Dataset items
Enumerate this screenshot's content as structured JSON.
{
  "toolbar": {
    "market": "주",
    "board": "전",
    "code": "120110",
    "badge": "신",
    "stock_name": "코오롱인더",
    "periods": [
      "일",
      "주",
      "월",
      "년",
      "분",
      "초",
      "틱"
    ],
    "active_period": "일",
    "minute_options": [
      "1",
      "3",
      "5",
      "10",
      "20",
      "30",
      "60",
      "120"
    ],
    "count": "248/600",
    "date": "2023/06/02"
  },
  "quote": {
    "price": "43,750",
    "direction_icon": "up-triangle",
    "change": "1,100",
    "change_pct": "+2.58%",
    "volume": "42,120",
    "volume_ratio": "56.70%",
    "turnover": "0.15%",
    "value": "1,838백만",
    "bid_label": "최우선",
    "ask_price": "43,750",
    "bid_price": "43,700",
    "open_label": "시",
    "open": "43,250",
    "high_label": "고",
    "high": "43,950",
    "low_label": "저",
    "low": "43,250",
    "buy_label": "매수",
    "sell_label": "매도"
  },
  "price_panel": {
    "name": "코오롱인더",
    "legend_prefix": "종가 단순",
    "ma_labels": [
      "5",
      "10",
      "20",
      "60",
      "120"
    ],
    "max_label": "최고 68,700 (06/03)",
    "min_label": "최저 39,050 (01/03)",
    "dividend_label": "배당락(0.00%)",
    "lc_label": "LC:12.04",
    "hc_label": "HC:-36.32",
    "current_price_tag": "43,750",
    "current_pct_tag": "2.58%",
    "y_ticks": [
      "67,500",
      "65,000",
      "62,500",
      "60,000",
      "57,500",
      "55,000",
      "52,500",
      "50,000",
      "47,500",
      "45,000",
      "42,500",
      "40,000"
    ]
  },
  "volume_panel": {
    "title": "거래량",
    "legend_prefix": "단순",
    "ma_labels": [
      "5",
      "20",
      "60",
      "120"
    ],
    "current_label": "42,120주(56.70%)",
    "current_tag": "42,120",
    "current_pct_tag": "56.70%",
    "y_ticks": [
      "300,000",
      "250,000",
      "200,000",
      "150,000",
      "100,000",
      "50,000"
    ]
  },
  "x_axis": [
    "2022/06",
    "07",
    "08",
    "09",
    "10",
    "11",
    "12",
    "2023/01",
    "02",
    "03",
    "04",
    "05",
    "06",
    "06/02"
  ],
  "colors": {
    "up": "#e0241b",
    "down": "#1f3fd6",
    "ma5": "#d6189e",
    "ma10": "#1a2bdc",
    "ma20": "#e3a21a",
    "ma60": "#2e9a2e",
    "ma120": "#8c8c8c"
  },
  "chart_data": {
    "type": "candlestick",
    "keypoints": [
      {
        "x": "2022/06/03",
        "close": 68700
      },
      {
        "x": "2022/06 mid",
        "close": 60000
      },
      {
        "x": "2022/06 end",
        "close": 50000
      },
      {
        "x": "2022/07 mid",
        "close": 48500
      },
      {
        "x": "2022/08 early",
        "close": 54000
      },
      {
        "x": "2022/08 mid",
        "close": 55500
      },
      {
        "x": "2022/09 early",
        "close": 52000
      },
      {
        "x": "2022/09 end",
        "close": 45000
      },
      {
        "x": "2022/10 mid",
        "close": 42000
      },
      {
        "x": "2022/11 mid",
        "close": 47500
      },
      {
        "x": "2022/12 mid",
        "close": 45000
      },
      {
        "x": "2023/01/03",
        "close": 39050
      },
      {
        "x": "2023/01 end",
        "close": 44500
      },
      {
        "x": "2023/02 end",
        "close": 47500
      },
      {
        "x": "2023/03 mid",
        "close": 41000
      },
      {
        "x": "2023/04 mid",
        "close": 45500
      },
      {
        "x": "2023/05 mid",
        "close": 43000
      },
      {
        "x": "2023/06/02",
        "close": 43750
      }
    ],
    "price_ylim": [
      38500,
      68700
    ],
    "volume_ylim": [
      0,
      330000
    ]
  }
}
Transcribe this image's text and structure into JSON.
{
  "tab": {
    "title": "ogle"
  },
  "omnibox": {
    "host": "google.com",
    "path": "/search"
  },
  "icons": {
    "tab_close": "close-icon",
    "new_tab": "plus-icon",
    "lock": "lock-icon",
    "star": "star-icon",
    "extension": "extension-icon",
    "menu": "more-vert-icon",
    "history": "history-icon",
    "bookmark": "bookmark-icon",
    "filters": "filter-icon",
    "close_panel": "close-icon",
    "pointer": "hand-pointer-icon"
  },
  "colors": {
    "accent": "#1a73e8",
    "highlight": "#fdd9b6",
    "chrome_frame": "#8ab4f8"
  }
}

Your task:
Tell how many lines in the material above include the word "this", giving the number only.

Output of the task:
2